Which lines have the string "ylabel"? Copy all of them from the entries below.
## begin Data supplied
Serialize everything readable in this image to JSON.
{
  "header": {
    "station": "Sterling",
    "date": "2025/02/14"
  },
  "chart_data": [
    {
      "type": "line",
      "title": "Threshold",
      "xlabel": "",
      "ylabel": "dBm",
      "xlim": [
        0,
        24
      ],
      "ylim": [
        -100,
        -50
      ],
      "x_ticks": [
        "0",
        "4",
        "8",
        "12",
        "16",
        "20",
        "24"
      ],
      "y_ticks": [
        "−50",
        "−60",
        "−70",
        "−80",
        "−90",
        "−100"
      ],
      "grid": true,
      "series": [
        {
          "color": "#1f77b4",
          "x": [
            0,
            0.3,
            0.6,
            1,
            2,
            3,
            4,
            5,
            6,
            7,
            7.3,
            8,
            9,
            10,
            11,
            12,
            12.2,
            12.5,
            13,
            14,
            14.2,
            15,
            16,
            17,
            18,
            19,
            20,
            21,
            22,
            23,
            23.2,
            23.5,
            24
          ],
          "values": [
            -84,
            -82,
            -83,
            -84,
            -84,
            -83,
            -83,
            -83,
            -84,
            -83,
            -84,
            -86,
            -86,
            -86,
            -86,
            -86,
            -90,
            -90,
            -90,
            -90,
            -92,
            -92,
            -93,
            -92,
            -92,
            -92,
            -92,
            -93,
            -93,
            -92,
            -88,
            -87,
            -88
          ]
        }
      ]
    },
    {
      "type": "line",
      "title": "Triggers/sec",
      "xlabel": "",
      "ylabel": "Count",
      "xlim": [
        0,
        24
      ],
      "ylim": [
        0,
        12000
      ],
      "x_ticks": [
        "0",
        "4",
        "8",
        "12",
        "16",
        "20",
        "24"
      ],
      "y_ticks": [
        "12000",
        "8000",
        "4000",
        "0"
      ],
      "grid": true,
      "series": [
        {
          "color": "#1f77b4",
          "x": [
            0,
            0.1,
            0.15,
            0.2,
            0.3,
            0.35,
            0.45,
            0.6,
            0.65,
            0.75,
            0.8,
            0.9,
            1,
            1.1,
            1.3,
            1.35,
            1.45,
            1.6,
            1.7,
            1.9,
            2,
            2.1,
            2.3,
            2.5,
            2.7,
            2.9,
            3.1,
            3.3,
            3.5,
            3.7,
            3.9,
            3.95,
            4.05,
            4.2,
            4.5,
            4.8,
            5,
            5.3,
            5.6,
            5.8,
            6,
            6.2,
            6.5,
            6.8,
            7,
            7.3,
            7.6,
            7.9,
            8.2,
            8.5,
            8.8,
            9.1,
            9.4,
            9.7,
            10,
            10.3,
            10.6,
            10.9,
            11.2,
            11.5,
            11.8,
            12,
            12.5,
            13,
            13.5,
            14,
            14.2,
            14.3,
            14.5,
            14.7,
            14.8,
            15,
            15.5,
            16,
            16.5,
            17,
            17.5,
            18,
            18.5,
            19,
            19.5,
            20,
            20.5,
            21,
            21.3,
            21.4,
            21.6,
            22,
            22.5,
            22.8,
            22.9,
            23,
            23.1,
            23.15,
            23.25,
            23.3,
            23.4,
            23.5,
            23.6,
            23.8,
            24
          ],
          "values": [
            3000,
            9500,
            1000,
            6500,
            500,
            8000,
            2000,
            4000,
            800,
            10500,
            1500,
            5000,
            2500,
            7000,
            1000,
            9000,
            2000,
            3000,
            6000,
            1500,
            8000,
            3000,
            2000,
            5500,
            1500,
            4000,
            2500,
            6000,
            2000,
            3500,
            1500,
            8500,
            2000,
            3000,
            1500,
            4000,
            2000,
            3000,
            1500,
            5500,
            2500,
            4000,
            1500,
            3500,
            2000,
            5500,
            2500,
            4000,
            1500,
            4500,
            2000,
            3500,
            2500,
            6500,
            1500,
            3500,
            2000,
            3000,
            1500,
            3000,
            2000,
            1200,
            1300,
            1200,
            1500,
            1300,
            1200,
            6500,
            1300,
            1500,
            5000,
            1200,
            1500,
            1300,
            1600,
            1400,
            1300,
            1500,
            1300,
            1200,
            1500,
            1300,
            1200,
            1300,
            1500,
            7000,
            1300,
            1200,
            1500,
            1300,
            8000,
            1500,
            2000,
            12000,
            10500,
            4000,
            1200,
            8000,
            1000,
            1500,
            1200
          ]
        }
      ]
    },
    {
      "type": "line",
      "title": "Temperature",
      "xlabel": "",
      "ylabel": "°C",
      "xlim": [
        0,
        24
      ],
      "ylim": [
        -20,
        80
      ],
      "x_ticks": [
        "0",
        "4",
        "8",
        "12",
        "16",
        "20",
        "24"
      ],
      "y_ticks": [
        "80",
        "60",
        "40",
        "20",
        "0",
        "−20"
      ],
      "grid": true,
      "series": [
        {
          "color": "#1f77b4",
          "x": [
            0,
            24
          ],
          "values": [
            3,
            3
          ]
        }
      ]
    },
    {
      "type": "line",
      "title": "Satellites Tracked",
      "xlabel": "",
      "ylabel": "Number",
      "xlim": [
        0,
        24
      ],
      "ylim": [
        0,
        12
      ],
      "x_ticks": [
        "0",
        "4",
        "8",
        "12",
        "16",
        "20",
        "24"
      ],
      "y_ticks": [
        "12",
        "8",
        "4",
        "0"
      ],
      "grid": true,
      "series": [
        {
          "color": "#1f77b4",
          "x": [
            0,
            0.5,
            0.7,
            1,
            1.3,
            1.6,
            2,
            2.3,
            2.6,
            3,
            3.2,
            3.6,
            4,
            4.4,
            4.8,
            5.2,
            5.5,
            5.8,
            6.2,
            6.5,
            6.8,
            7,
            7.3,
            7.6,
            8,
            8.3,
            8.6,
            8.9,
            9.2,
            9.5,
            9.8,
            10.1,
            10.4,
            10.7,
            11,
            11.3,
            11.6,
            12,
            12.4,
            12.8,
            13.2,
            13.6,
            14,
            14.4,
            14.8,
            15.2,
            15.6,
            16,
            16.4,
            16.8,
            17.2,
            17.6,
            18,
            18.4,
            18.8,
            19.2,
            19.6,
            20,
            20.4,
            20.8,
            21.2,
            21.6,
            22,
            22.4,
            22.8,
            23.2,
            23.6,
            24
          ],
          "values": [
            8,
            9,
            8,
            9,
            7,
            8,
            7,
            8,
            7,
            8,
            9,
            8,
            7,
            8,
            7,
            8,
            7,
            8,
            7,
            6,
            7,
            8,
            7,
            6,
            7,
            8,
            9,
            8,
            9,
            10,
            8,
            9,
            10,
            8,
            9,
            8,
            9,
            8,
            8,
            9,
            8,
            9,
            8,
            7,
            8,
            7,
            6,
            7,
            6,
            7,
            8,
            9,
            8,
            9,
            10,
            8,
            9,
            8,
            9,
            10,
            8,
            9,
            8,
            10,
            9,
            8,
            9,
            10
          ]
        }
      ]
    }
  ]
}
## end Data supplied
Response for this exercise:
      "ylabel": "dBm",
      "ylabel": "Count",
      "ylabel": "°C",
      "ylabel": "Number",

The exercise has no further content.